** What to work on **
Identify all lines in the listing that include the word "פרטיות", and copy them out.
---------- Exercise input
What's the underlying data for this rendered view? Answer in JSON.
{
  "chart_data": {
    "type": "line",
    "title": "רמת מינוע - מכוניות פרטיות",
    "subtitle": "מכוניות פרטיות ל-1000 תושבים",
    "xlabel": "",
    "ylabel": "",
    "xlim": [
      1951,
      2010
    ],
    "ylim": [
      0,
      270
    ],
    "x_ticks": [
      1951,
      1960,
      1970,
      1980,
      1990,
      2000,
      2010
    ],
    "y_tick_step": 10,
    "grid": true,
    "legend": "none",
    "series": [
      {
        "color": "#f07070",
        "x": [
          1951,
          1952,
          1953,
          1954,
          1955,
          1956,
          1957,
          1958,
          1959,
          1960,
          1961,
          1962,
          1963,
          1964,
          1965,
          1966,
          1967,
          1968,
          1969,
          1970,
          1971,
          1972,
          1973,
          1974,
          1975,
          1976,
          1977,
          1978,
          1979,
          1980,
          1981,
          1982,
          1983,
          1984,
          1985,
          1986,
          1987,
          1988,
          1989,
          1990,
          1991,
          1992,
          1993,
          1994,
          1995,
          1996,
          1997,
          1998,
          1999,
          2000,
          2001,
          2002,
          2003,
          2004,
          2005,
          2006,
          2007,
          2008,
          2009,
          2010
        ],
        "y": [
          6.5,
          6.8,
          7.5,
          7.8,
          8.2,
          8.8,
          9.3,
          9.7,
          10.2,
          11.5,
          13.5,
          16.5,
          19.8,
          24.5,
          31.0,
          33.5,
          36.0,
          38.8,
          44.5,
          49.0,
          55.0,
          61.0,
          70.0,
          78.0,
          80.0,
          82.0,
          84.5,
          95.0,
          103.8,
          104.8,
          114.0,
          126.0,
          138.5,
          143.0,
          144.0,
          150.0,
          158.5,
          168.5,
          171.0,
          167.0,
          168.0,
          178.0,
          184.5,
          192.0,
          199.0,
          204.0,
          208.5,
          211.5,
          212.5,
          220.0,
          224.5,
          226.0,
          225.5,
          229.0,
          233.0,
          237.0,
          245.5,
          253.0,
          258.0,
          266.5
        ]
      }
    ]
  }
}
--------------------
---------- Exercise input
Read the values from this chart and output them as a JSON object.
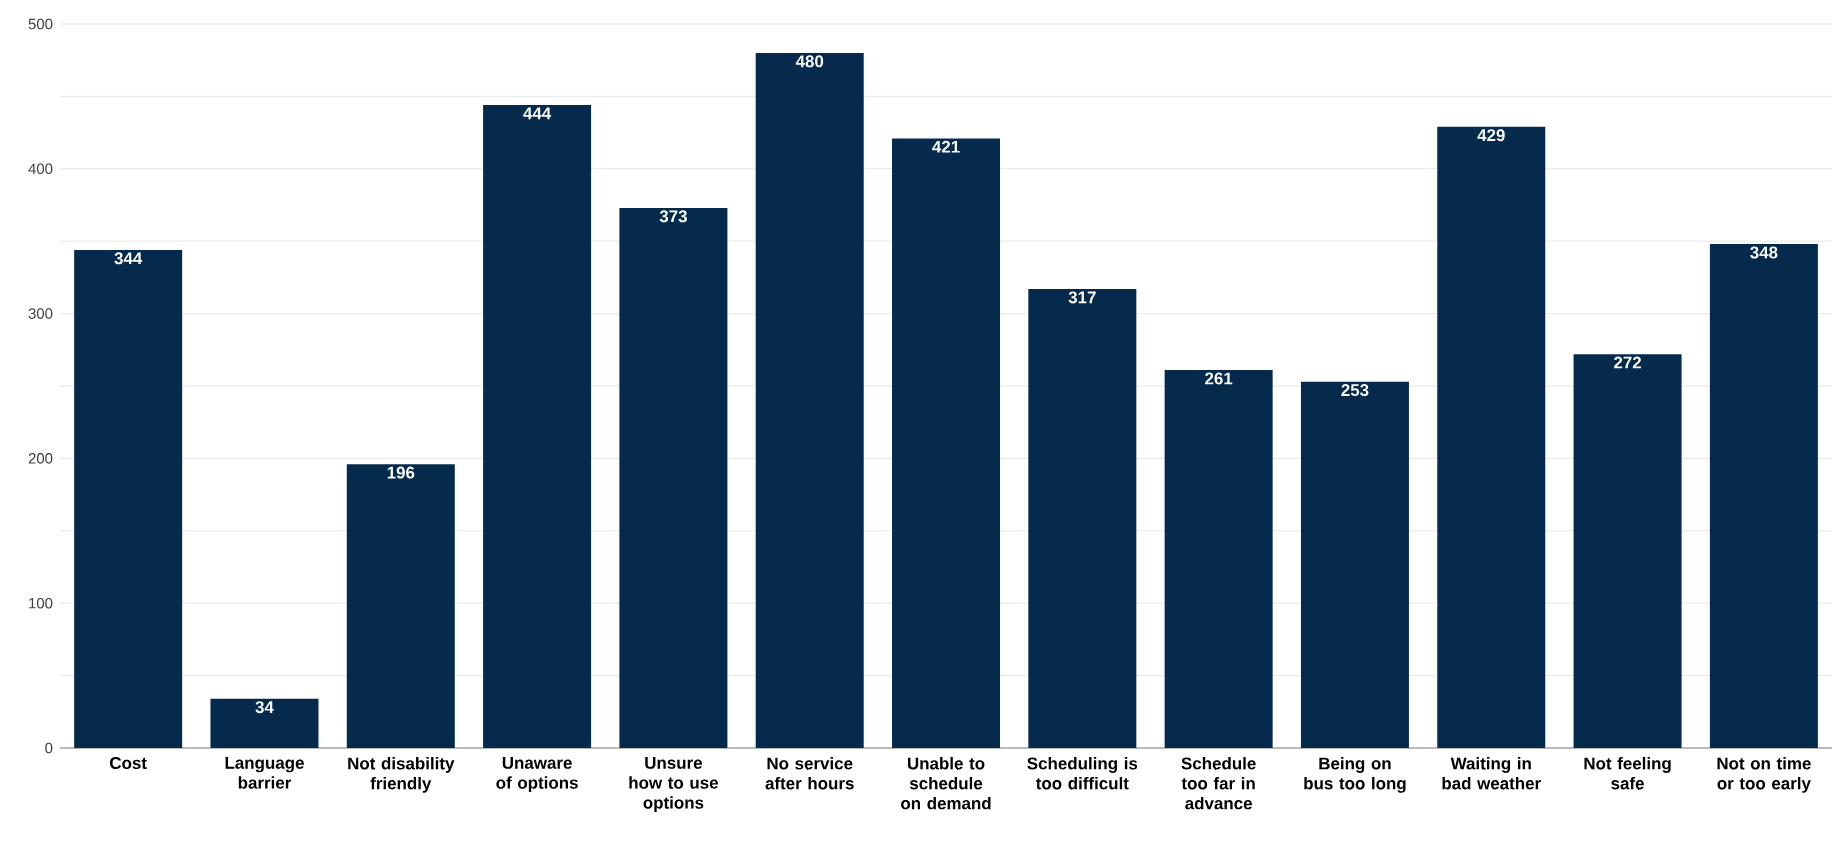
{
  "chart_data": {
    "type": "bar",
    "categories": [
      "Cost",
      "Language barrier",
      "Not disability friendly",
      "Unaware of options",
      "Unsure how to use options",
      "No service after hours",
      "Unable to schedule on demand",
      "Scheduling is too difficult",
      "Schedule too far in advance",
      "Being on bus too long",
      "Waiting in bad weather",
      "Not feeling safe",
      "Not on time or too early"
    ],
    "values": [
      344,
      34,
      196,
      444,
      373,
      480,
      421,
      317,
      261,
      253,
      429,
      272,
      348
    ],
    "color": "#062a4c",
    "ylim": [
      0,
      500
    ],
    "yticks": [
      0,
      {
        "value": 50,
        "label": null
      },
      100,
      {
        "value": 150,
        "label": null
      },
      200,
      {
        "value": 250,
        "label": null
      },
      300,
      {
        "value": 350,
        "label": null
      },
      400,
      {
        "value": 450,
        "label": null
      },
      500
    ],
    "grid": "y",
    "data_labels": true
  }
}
--------------------
** Response to the exercise **
    "title": "רמת מינוע - מכוניות פרטיות",
    "subtitle": "מכוניות פרטיות ל-1000 תושבים",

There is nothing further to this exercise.